◆ Your task
Restate the material word for word and leave out anything that is a picture.

-- BEGIN --

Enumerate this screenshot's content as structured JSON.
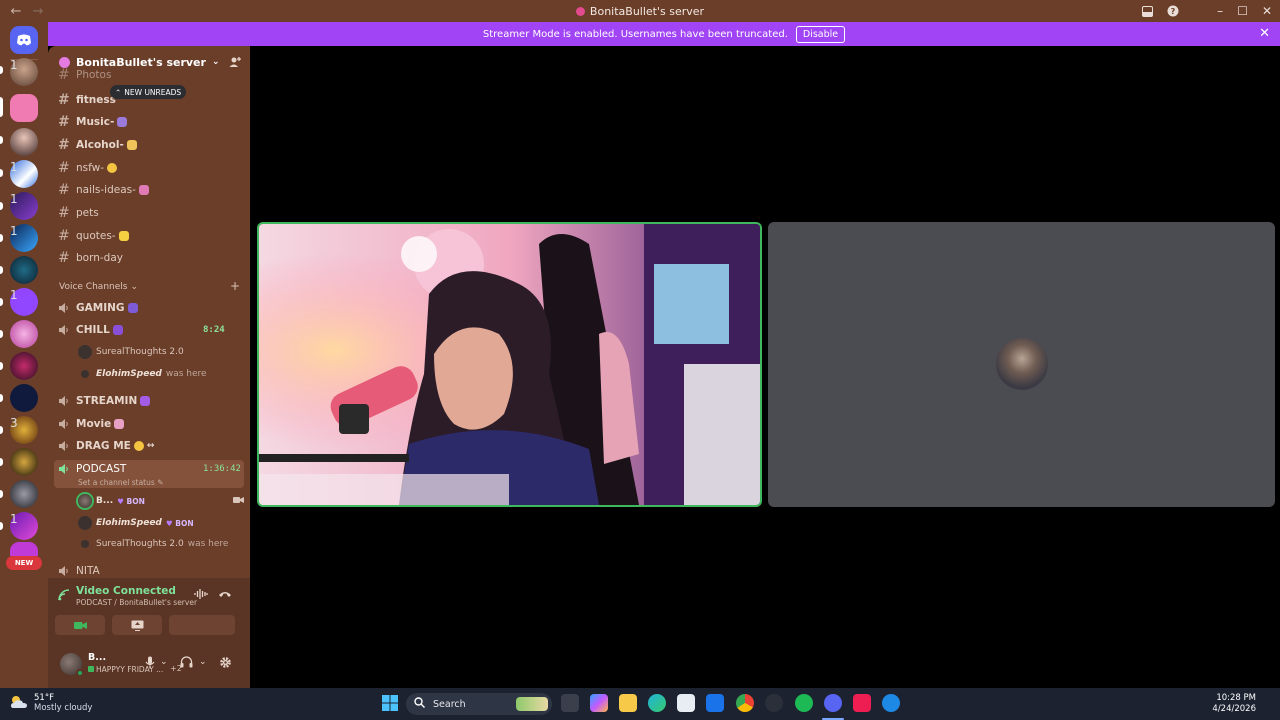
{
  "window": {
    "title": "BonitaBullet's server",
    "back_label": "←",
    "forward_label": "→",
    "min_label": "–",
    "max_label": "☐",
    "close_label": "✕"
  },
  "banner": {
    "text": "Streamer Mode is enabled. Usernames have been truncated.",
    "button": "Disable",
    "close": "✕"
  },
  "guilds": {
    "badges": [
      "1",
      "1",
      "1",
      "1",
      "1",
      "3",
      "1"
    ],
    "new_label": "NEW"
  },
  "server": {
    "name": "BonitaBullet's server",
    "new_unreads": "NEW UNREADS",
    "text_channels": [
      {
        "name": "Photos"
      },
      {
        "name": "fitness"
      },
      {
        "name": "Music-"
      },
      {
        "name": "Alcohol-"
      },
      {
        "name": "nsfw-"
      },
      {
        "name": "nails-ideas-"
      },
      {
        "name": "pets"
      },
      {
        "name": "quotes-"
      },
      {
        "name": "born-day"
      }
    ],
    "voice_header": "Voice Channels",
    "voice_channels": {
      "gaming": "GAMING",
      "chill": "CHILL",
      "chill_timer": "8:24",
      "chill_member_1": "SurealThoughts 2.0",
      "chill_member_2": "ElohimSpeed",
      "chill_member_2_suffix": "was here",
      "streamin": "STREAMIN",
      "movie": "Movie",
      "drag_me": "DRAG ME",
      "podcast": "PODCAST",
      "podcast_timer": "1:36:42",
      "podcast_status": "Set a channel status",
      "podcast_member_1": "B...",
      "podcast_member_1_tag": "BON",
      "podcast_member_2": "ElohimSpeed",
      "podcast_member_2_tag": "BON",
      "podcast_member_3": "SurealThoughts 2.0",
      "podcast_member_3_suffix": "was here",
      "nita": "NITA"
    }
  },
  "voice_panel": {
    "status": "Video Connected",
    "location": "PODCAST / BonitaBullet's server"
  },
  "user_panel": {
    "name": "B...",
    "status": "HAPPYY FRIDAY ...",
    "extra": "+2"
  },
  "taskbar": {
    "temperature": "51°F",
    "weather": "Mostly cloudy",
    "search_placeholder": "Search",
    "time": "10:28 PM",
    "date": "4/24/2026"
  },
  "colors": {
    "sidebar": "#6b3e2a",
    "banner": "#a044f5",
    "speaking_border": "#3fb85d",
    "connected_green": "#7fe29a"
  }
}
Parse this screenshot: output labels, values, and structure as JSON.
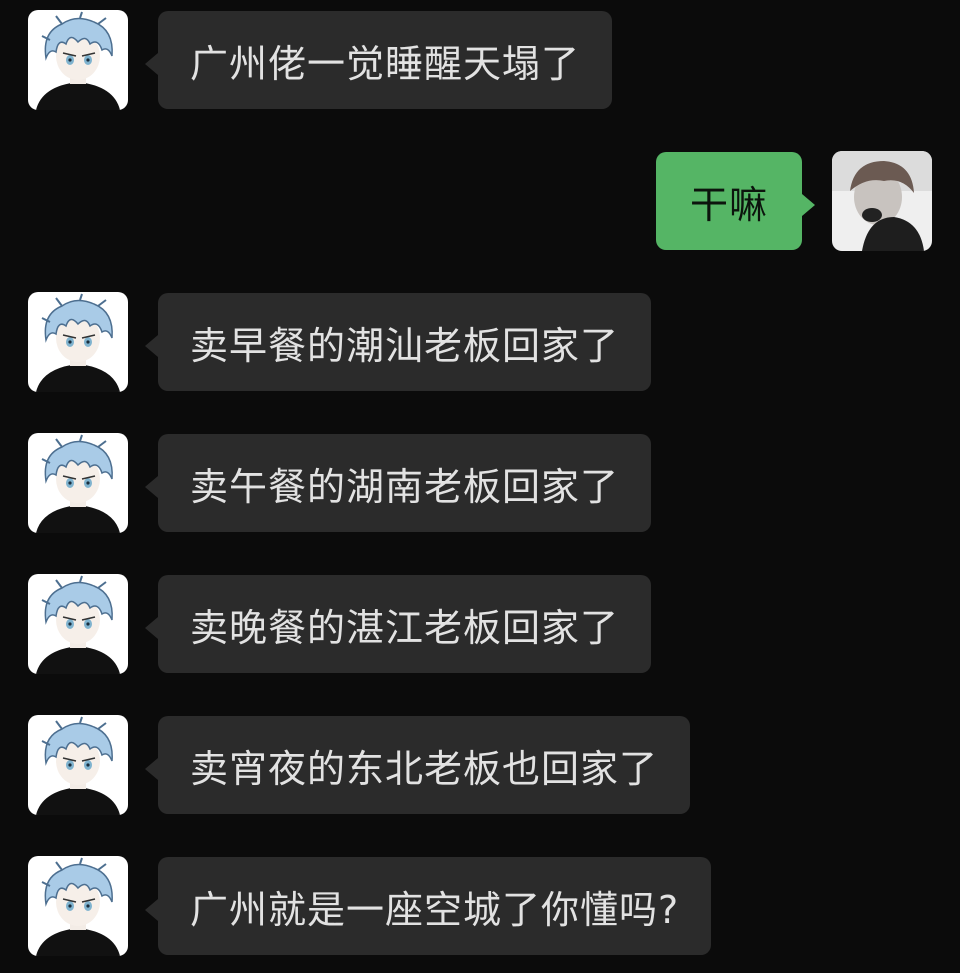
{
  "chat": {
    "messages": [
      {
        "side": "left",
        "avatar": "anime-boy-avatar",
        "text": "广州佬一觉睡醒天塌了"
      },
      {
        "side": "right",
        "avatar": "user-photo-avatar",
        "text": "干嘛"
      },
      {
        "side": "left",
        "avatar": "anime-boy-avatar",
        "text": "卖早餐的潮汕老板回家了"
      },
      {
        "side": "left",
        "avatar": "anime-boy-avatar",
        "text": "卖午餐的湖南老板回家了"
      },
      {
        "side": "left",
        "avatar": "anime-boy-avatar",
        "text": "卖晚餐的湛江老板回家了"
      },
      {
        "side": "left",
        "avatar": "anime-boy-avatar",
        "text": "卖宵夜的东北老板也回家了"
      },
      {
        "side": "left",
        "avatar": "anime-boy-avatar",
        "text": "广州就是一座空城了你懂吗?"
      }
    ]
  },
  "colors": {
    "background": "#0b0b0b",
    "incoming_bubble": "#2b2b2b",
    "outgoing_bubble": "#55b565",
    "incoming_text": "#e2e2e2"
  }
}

-- END --

◆ The answer
Enumerate this screenshot's content as structured JSON.
{
  "window": {
    "title": "BonitaBullet's server",
    "back_label": "←",
    "forward_label": "→",
    "min_label": "–",
    "max_label": "☐",
    "close_label": "✕"
  },
  "banner": {
    "text": "Streamer Mode is enabled. Usernames have been truncated.",
    "button": "Disable",
    "close": "✕"
  },
  "guilds": {
    "badges": [
      "1",
      "1",
      "1",
      "1",
      "1",
      "3",
      "1"
    ],
    "new_label": "NEW"
  },
  "server": {
    "name": "BonitaBullet's server",
    "new_unreads": "NEW UNREADS",
    "text_channels": [
      {
        "name": "Photos"
      },
      {
        "name": "fitness"
      },
      {
        "name": "Music-"
      },
      {
        "name": "Alcohol-"
      },
      {
        "name": "nsfw-"
      },
      {
        "name": "nails-ideas-"
      },
      {
        "name": "pets"
      },
      {
        "name": "quotes-"
      },
      {
        "name": "born-day"
      }
    ],
    "voice_header": "Voice Channels",
    "voice_channels": {
      "gaming": "GAMING",
      "chill": "CHILL",
      "chill_timer": "8:24",
      "chill_member_1": "SurealThoughts 2.0",
      "chill_member_2": "ElohimSpeed",
      "chill_member_2_suffix": "was here",
      "streamin": "STREAMIN",
      "movie": "Movie",
      "drag_me": "DRAG ME",
      "podcast": "PODCAST",
      "podcast_timer": "1:36:42",
      "podcast_status": "Set a channel status",
      "podcast_member_1": "B...",
      "podcast_member_1_tag": "BON",
      "podcast_member_2": "ElohimSpeed",
      "podcast_member_2_tag": "BON",
      "podcast_member_3": "SurealThoughts 2.0",
      "podcast_member_3_suffix": "was here",
      "nita": "NITA"
    }
  },
  "voice_panel": {
    "status": "Video Connected",
    "location": "PODCAST / BonitaBullet's server"
  },
  "user_panel": {
    "name": "B...",
    "status": "HAPPYY FRIDAY ...",
    "extra": "+2"
  },
  "taskbar": {
    "temperature": "51°F",
    "weather": "Mostly cloudy",
    "search_placeholder": "Search",
    "time": "10:28 PM",
    "date": "4/24/2026"
  },
  "colors": {
    "sidebar": "#6b3e2a",
    "banner": "#a044f5",
    "speaking_border": "#3fb85d",
    "connected_green": "#7fe29a"
  }
}
Parse this screenshot: output labels, values, and structure as JSON.
{
  "chat": {
    "messages": [
      {
        "side": "left",
        "avatar": "anime-boy-avatar",
        "text": "广州佬一觉睡醒天塌了"
      },
      {
        "side": "right",
        "avatar": "user-photo-avatar",
        "text": "干嘛"
      },
      {
        "side": "left",
        "avatar": "anime-boy-avatar",
        "text": "卖早餐的潮汕老板回家了"
      },
      {
        "side": "left",
        "avatar": "anime-boy-avatar",
        "text": "卖午餐的湖南老板回家了"
      },
      {
        "side": "left",
        "avatar": "anime-boy-avatar",
        "text": "卖晚餐的湛江老板回家了"
      },
      {
        "side": "left",
        "avatar": "anime-boy-avatar",
        "text": "卖宵夜的东北老板也回家了"
      },
      {
        "side": "left",
        "avatar": "anime-boy-avatar",
        "text": "广州就是一座空城了你懂吗?"
      }
    ]
  },
  "colors": {
    "background": "#0b0b0b",
    "incoming_bubble": "#2b2b2b",
    "outgoing_bubble": "#55b565",
    "incoming_text": "#e2e2e2"
  }
}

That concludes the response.